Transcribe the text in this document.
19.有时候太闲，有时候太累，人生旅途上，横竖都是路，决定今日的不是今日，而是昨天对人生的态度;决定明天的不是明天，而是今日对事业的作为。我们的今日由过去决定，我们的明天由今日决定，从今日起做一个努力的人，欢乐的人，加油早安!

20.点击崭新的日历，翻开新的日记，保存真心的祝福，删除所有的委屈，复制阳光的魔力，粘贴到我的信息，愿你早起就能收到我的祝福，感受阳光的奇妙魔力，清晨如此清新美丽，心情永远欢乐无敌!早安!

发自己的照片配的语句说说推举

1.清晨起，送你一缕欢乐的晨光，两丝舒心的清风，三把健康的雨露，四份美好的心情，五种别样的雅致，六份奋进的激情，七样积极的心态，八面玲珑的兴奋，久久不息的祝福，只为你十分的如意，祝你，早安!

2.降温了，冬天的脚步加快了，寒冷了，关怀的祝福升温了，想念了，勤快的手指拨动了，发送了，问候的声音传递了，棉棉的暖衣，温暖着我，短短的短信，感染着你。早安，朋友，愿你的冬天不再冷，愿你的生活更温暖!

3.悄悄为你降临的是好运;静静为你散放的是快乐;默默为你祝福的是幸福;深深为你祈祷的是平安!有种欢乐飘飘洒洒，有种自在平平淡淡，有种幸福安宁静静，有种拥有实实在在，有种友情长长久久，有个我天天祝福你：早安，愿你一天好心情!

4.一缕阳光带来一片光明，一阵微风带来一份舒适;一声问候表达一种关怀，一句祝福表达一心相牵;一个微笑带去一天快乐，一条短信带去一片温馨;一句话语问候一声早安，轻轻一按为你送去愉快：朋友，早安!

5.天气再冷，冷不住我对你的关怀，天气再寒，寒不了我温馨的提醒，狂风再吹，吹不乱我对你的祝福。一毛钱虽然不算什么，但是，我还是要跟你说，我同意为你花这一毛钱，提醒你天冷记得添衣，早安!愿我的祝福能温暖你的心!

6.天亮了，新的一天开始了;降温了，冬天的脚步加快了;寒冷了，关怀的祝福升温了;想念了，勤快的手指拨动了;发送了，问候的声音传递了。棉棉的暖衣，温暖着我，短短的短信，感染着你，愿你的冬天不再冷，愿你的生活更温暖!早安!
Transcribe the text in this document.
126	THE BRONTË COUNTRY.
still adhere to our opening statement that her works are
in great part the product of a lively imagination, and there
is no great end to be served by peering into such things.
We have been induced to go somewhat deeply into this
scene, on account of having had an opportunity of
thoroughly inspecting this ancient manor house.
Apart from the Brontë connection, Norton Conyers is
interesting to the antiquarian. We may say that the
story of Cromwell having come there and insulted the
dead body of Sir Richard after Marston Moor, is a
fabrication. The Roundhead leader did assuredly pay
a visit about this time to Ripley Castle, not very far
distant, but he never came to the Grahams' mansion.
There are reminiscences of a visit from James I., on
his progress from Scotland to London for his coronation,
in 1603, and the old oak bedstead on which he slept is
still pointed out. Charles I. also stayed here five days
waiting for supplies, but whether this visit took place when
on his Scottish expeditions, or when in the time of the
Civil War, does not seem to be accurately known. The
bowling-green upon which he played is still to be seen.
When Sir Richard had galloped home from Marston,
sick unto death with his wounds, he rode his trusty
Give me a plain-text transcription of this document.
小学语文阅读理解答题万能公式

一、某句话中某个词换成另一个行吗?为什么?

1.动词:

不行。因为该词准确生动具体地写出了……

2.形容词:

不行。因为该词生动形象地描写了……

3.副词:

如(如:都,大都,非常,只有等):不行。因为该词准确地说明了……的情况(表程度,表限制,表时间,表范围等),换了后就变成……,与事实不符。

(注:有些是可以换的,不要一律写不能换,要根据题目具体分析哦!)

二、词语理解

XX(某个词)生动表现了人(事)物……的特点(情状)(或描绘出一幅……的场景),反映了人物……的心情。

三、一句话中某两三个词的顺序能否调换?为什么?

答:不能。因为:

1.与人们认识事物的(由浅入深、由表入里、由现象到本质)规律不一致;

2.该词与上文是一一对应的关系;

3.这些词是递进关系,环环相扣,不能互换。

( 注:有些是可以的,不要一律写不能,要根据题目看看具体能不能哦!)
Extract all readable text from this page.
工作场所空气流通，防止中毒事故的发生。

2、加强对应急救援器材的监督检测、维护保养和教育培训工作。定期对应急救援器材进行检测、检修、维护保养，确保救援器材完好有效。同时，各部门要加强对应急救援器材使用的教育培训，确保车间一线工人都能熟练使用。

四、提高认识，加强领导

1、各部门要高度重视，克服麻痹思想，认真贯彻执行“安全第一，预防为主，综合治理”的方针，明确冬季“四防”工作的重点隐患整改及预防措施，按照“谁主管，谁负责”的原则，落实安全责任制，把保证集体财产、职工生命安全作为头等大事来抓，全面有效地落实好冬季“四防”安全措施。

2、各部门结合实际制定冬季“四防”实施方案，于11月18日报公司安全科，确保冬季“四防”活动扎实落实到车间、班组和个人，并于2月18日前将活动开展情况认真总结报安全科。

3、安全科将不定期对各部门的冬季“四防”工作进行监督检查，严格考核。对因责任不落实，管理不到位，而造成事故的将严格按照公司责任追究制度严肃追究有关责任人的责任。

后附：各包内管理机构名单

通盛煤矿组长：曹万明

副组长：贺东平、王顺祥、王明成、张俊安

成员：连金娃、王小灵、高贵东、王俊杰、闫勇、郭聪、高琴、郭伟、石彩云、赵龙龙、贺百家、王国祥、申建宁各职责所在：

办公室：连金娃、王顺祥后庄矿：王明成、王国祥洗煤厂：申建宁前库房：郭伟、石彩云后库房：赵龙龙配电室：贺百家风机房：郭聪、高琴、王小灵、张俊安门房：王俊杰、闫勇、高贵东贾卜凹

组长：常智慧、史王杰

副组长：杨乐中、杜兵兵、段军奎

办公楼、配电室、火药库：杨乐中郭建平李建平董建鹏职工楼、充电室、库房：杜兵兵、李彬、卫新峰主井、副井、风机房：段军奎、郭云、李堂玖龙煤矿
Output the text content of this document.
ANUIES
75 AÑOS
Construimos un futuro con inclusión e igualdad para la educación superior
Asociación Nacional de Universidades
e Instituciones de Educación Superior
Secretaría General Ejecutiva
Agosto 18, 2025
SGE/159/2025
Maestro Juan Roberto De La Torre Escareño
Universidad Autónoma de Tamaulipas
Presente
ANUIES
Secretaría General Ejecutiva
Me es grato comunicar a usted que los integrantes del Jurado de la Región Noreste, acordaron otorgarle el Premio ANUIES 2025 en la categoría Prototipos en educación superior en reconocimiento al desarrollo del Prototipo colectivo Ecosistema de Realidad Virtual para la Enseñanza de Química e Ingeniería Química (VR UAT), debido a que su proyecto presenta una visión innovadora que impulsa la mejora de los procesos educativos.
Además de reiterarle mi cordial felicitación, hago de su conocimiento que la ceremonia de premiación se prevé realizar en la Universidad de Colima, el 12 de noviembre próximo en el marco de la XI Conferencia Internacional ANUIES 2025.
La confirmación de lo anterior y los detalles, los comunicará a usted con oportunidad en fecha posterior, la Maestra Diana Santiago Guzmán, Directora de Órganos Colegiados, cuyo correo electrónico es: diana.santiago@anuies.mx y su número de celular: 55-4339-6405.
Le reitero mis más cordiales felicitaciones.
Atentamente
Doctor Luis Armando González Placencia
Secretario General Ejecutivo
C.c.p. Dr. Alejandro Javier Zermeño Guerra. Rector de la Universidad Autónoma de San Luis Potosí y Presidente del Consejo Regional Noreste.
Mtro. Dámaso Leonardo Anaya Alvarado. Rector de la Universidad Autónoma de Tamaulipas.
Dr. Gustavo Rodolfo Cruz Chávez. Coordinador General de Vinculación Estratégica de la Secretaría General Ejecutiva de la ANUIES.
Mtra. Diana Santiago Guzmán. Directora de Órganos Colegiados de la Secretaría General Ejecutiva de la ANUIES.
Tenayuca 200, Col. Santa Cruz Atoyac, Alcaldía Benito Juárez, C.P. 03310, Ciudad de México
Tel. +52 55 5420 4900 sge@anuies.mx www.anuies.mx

★ ★ ★ ★ ★ ★ ★

Which lines contain "冬天的脚步加快了"? Copy each of them.

2.降温了，冬天的脚步加快了，寒冷了，关怀的祝福升温了，想念了，勤快的手指拨动了，发送了，问候的声音传递了，棉棉的暖衣，温暖着我，短短的短信，感染着你。早安，朋友，愿你的冬天不再冷，愿你的生活更温暖!
6.天亮了，新的一天开始了;降温了，冬天的脚步加快了;寒冷了，关怀的祝福升温了;想念了，勤快的手指拨动了;发送了，问候的声音传递了。棉棉的暖衣，温暖着我，短短的短信，感染着你，愿你的冬天不再冷，愿你的生活更温暖!早安!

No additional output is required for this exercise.